- [Written exercise] State the number of lines that contain "Frequency", with no other text.

————

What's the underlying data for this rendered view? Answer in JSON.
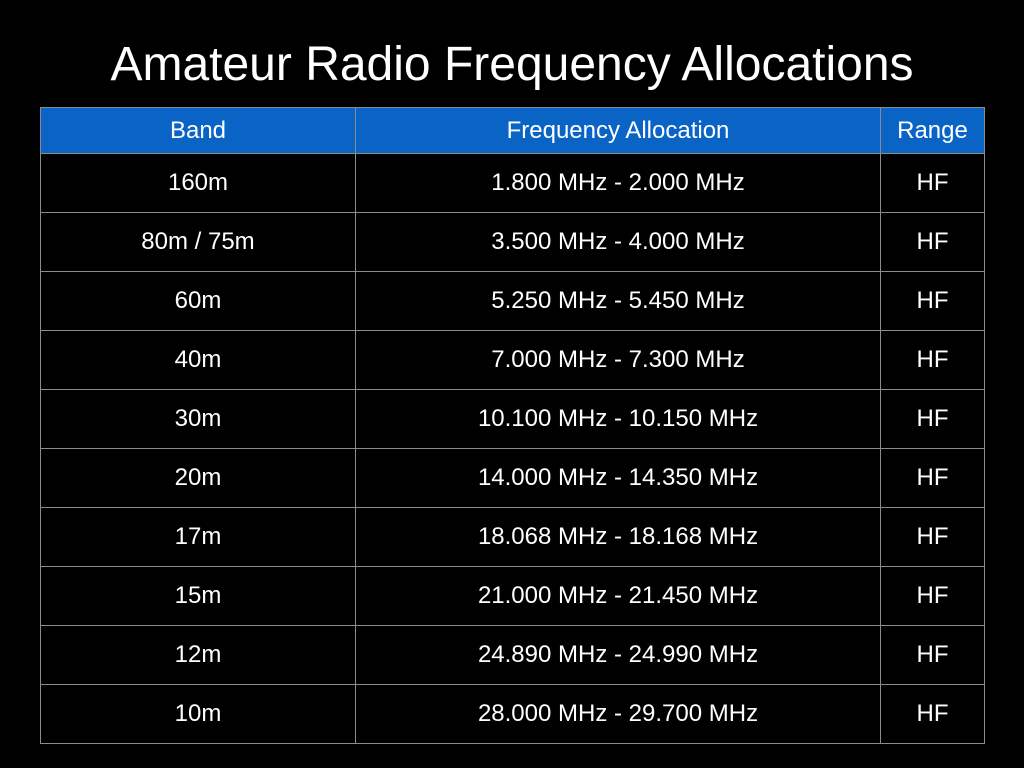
{
  "title": "Amateur Radio Frequency Allocations",
  "colors": {
    "background": "#000000",
    "header_fill": "#0a64c6",
    "text": "#ffffff",
    "grid": "#8c8c8c"
  },
  "table": {
    "headers": [
      "Band",
      "Frequency Allocation",
      "Range"
    ],
    "rows": [
      [
        "160m",
        "1.800 MHz - 2.000 MHz",
        "HF"
      ],
      [
        "80m / 75m",
        "3.500 MHz - 4.000 MHz",
        "HF"
      ],
      [
        "60m",
        "5.250 MHz - 5.450 MHz",
        "HF"
      ],
      [
        "40m",
        "7.000 MHz - 7.300 MHz",
        "HF"
      ],
      [
        "30m",
        "10.100 MHz - 10.150 MHz",
        "HF"
      ],
      [
        "20m",
        "14.000 MHz - 14.350 MHz",
        "HF"
      ],
      [
        "17m",
        "18.068 MHz - 18.168 MHz",
        "HF"
      ],
      [
        "15m",
        "21.000 MHz - 21.450 MHz",
        "HF"
      ],
      [
        "12m",
        "24.890 MHz - 24.990 MHz",
        "HF"
      ],
      [
        "10m",
        "28.000 MHz - 29.700 MHz",
        "HF"
      ]
    ]
  }
}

————

- [Result] 2